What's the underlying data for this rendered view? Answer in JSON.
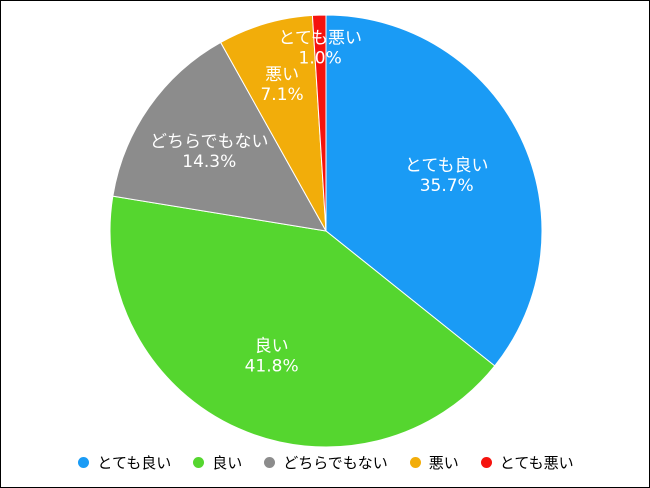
{
  "chart_data": {
    "type": "pie",
    "title": "",
    "legend_position": "bottom",
    "categories": [
      "とても良い",
      "良い",
      "どちらでもない",
      "悪い",
      "とても悪い"
    ],
    "values": [
      35.7,
      41.8,
      14.3,
      7.1,
      1.0
    ],
    "value_labels": [
      "35.7%",
      "41.8%",
      "14.3%",
      "7.1%",
      "1.0%"
    ],
    "colors": [
      "#1a9bf5",
      "#55d62f",
      "#8c8c8c",
      "#f2ad0a",
      "#f5130e"
    ]
  }
}
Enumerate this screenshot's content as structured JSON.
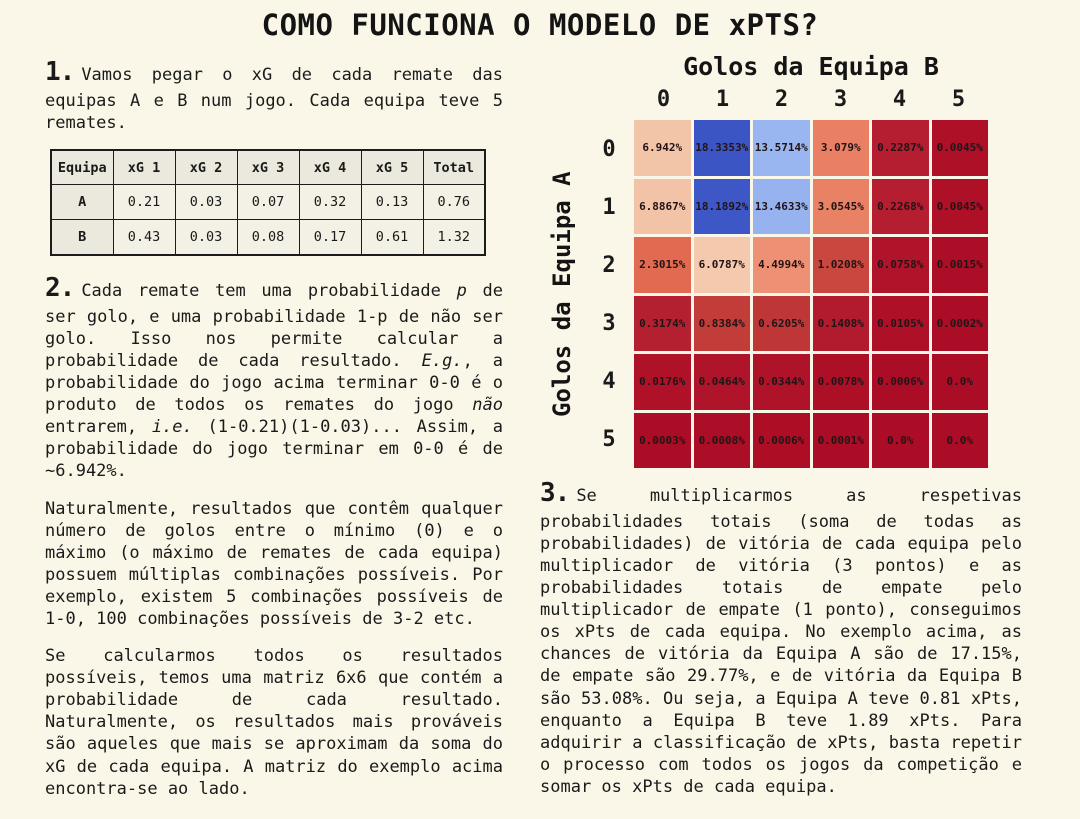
{
  "page": {
    "title": "COMO FUNCIONA O MODELO DE xPTS?",
    "background_color": "#fbf7e8",
    "text_color": "#1a1a1a"
  },
  "left": {
    "step1": {
      "number": "1.",
      "text": "Vamos pegar o xG de cada remate das equipas A e B num jogo. Cada equipa teve 5 remates."
    },
    "xg_table": {
      "headers": [
        "Equipa",
        "xG 1",
        "xG 2",
        "xG 3",
        "xG 4",
        "xG 5",
        "Total"
      ],
      "rows": [
        {
          "team": "A",
          "cells": [
            "0.21",
            "0.03",
            "0.07",
            "0.32",
            "0.13",
            "0.76"
          ]
        },
        {
          "team": "B",
          "cells": [
            "0.43",
            "0.03",
            "0.08",
            "0.17",
            "0.61",
            "1.32"
          ]
        }
      ]
    },
    "step2": {
      "number": "2.",
      "segments": [
        {
          "t": "Cada remate tem uma probabilidade "
        },
        {
          "t": "p",
          "i": true
        },
        {
          "t": " de ser golo, e uma probabilidade 1-p de não ser golo. Isso nos permite calcular a probabilidade de cada resultado. "
        },
        {
          "t": "E.g.",
          "i": true
        },
        {
          "t": ", a probabilidade do jogo acima terminar 0-0 é o produto de todos os remates do jogo "
        },
        {
          "t": "não",
          "i": true
        },
        {
          "t": " entrarem, "
        },
        {
          "t": "i.e.",
          "i": true
        },
        {
          "t": " (1-0.21)(1-0.03)... Assim, a probabilidade do jogo terminar em 0-0 é de ~6.942%."
        }
      ]
    },
    "para_combinations": "Naturalmente, resultados que contêm qualquer número de golos entre o mínimo (0) e o máximo (o máximo de remates de cada equipa) possuem múltiplas combinações possíveis. Por exemplo, existem 5 combinações possíveis de 1-0, 100 combinações possíveis de 3-2 etc.",
    "para_matrix": "Se calcularmos todos os resultados possíveis, temos uma matriz 6x6 que contém a probabilidade de cada resultado. Naturalmente, os resultados mais prováveis são aqueles que mais se aproximam da soma do xG de cada equipa. A matriz do exemplo acima encontra-se ao lado."
  },
  "right": {
    "step3": {
      "number": "3.",
      "text": "Se multiplicarmos as respetivas probabilidades totais (soma de todas as probabilidades) de vitória de cada equipa pelo multiplicador de vitória (3 pontos) e as probabilidades totais de empate pelo multiplicador de empate (1 ponto), conseguimos os xPts de cada equipa. No exemplo acima, as chances de vitória da Equipa A são de 17.15%, de empate são 29.77%, e de vitória da Equipa B são 53.08%. Ou seja, a Equipa A teve 0.81 xPts, enquanto a Equipa B teve 1.89 xPts. Para adquirir a classificação de xPts, basta repetir o processo com todos os jogos da competição e somar os xPts de cada equipa."
    }
  },
  "chart_data": {
    "type": "heatmap",
    "x_title": "Golos da Equipa B",
    "y_title": "Golos da Equipa A",
    "x_labels": [
      "0",
      "1",
      "2",
      "3",
      "4",
      "5"
    ],
    "y_labels": [
      "0",
      "1",
      "2",
      "3",
      "4",
      "5"
    ],
    "values_pct": [
      [
        6.942,
        18.3353,
        13.5714,
        3.079,
        0.2287,
        0.0045
      ],
      [
        6.8867,
        18.1892,
        13.4633,
        3.0545,
        0.2268,
        0.0045
      ],
      [
        2.3015,
        6.0787,
        4.4994,
        1.0208,
        0.0758,
        0.0015
      ],
      [
        0.3174,
        0.8384,
        0.6205,
        0.1408,
        0.0105,
        0.0002
      ],
      [
        0.0176,
        0.0464,
        0.0344,
        0.0078,
        0.0006,
        0.0
      ],
      [
        0.0003,
        0.0008,
        0.0006,
        0.0001,
        0.0,
        0.0
      ]
    ],
    "display": [
      [
        "6.942%",
        "18.3353%",
        "13.5714%",
        "3.079%",
        "0.2287%",
        "0.0045%"
      ],
      [
        "6.8867%",
        "18.1892%",
        "13.4633%",
        "3.0545%",
        "0.2268%",
        "0.0045%"
      ],
      [
        "2.3015%",
        "6.0787%",
        "4.4994%",
        "1.0208%",
        "0.0758%",
        "0.0015%"
      ],
      [
        "0.3174%",
        "0.8384%",
        "0.6205%",
        "0.1408%",
        "0.0105%",
        "0.0002%"
      ],
      [
        "0.0176%",
        "0.0464%",
        "0.0344%",
        "0.0078%",
        "0.0006%",
        "0.0%"
      ],
      [
        "0.0003%",
        "0.0008%",
        "0.0006%",
        "0.0001%",
        "0.0%",
        "0.0%"
      ]
    ],
    "colors": [
      [
        "#f2c5a8",
        "#3c55c4",
        "#99b6f1",
        "#e98064",
        "#b51d31",
        "#ae1028"
      ],
      [
        "#f2c3a6",
        "#3e57c6",
        "#96b3f0",
        "#e98164",
        "#b51d31",
        "#ae1028"
      ],
      [
        "#e26a50",
        "#f5c9ae",
        "#ee9073",
        "#c9473f",
        "#b0142a",
        "#ad0e27"
      ],
      [
        "#b52030",
        "#c23c3a",
        "#bf3637",
        "#b11b2d",
        "#ae1027",
        "#ac0d26"
      ],
      [
        "#ae1128",
        "#b0142a",
        "#af1329",
        "#ad0f27",
        "#ac0d26",
        "#ac0d26"
      ],
      [
        "#ac0d26",
        "#ad0e27",
        "#ad0e26",
        "#ac0d26",
        "#ac0d26",
        "#ac0d26"
      ]
    ],
    "colormap_note": "diverging red-blue: low probability = dark red, high probability = dark blue",
    "grid": "off",
    "legend": "none"
  }
}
————
(Exercise) All of the entries need to be transcribed word for word; pictures are left out.

(Solution to the problem)
What's the underlying data for this rendered view? Answer in JSON.
{
  "chart_data": {
    "type": "pie",
    "title": "",
    "legend_position": "bottom",
    "categories": [
      "とても良い",
      "良い",
      "どちらでもない",
      "悪い",
      "とても悪い"
    ],
    "values": [
      35.7,
      41.8,
      14.3,
      7.1,
      1.0
    ],
    "value_labels": [
      "35.7%",
      "41.8%",
      "14.3%",
      "7.1%",
      "1.0%"
    ],
    "colors": [
      "#1a9bf5",
      "#55d62f",
      "#8c8c8c",
      "#f2ad0a",
      "#f5130e"
    ]
  }
}
Enumerate this screenshot's content as structured JSON.
{
  "page": {
    "title": "COMO FUNCIONA O MODELO DE xPTS?",
    "background_color": "#fbf7e8",
    "text_color": "#1a1a1a"
  },
  "left": {
    "step1": {
      "number": "1.",
      "text": "Vamos pegar o xG de cada remate das equipas A e B num jogo. Cada equipa teve 5 remates."
    },
    "xg_table": {
      "headers": [
        "Equipa",
        "xG 1",
        "xG 2",
        "xG 3",
        "xG 4",
        "xG 5",
        "Total"
      ],
      "rows": [
        {
          "team": "A",
          "cells": [
            "0.21",
            "0.03",
            "0.07",
            "0.32",
            "0.13",
            "0.76"
          ]
        },
        {
          "team": "B",
          "cells": [
            "0.43",
            "0.03",
            "0.08",
            "0.17",
            "0.61",
            "1.32"
          ]
        }
      ]
    },
    "step2": {
      "number": "2.",
      "segments": [
        {
          "t": "Cada remate tem uma probabilidade "
        },
        {
          "t": "p",
          "i": true
        },
        {
          "t": " de ser golo, e uma probabilidade 1-p de não ser golo. Isso nos permite calcular a probabilidade de cada resultado. "
        },
        {
          "t": "E.g.",
          "i": true
        },
        {
          "t": ", a probabilidade do jogo acima terminar 0-0 é o produto de todos os remates do jogo "
        },
        {
          "t": "não",
          "i": true
        },
        {
          "t": " entrarem, "
        },
        {
          "t": "i.e.",
          "i": true
        },
        {
          "t": " (1-0.21)(1-0.03)... Assim, a probabilidade do jogo terminar em 0-0 é de ~6.942%."
        }
      ]
    },
    "para_combinations": "Naturalmente, resultados que contêm qualquer número de golos entre o mínimo (0) e o máximo (o máximo de remates de cada equipa) possuem múltiplas combinações possíveis. Por exemplo, existem 5 combinações possíveis de 1-0, 100 combinações possíveis de 3-2 etc.",
    "para_matrix": "Se calcularmos todos os resultados possíveis, temos uma matriz 6x6 que contém a probabilidade de cada resultado. Naturalmente, os resultados mais prováveis são aqueles que mais se aproximam da soma do xG de cada equipa. A matriz do exemplo acima encontra-se ao lado."
  },
  "right": {
    "step3": {
      "number": "3.",
      "text": "Se multiplicarmos as respetivas probabilidades totais (soma de todas as probabilidades) de vitória de cada equipa pelo multiplicador de vitória (3 pontos) e as probabilidades totais de empate pelo multiplicador de empate (1 ponto), conseguimos os xPts de cada equipa. No exemplo acima, as chances de vitória da Equipa A são de 17.15%, de empate são 29.77%, e de vitória da Equipa B são 53.08%. Ou seja, a Equipa A teve 0.81 xPts, enquanto a Equipa B teve 1.89 xPts. Para adquirir a classificação de xPts, basta repetir o processo com todos os jogos da competição e somar os xPts de cada equipa."
    }
  },
  "chart_data": {
    "type": "heatmap",
    "x_title": "Golos da Equipa B",
    "y_title": "Golos da Equipa A",
    "x_labels": [
      "0",
      "1",
      "2",
      "3",
      "4",
      "5"
    ],
    "y_labels": [
      "0",
      "1",
      "2",
      "3",
      "4",
      "5"
    ],
    "values_pct": [
      [
        6.942,
        18.3353,
        13.5714,
        3.079,
        0.2287,
        0.0045
      ],
      [
        6.8867,
        18.1892,
        13.4633,
        3.0545,
        0.2268,
        0.0045
      ],
      [
        2.3015,
        6.0787,
        4.4994,
        1.0208,
        0.0758,
        0.0015
      ],
      [
        0.3174,
        0.8384,
        0.6205,
        0.1408,
        0.0105,
        0.0002
      ],
      [
        0.0176,
        0.0464,
        0.0344,
        0.0078,
        0.0006,
        0.0
      ],
      [
        0.0003,
        0.0008,
        0.0006,
        0.0001,
        0.0,
        0.0
      ]
    ],
    "display": [
      [
        "6.942%",
        "18.3353%",
        "13.5714%",
        "3.079%",
        "0.2287%",
        "0.0045%"
      ],
      [
        "6.8867%",
        "18.1892%",
        "13.4633%",
        "3.0545%",
        "0.2268%",
        "0.0045%"
      ],
      [
        "2.3015%",
        "6.0787%",
        "4.4994%",
        "1.0208%",
        "0.0758%",
        "0.0015%"
      ],
      [
        "0.3174%",
        "0.8384%",
        "0.6205%",
        "0.1408%",
        "0.0105%",
        "0.0002%"
      ],
      [
        "0.0176%",
        "0.0464%",
        "0.0344%",
        "0.0078%",
        "0.0006%",
        "0.0%"
      ],
      [
        "0.0003%",
        "0.0008%",
        "0.0006%",
        "0.0001%",
        "0.0%",
        "0.0%"
      ]
    ],
    "colors": [
      [
        "#f2c5a8",
        "#3c55c4",
        "#99b6f1",
        "#e98064",
        "#b51d31",
        "#ae1028"
      ],
      [
        "#f2c3a6",
        "#3e57c6",
        "#96b3f0",
        "#e98164",
        "#b51d31",
        "#ae1028"
      ],
      [
        "#e26a50",
        "#f5c9ae",
        "#ee9073",
        "#c9473f",
        "#b0142a",
        "#ad0e27"
      ],
      [
        "#b52030",
        "#c23c3a",
        "#bf3637",
        "#b11b2d",
        "#ae1027",
        "#ac0d26"
      ],
      [
        "#ae1128",
        "#b0142a",
        "#af1329",
        "#ad0f27",
        "#ac0d26",
        "#ac0d26"
      ],
      [
        "#ac0d26",
        "#ad0e27",
        "#ad0e26",
        "#ac0d26",
        "#ac0d26",
        "#ac0d26"
      ]
    ],
    "colormap_note": "diverging red-blue: low probability = dark red, high probability = dark blue",
    "grid": "off",
    "legend": "none"
  }
}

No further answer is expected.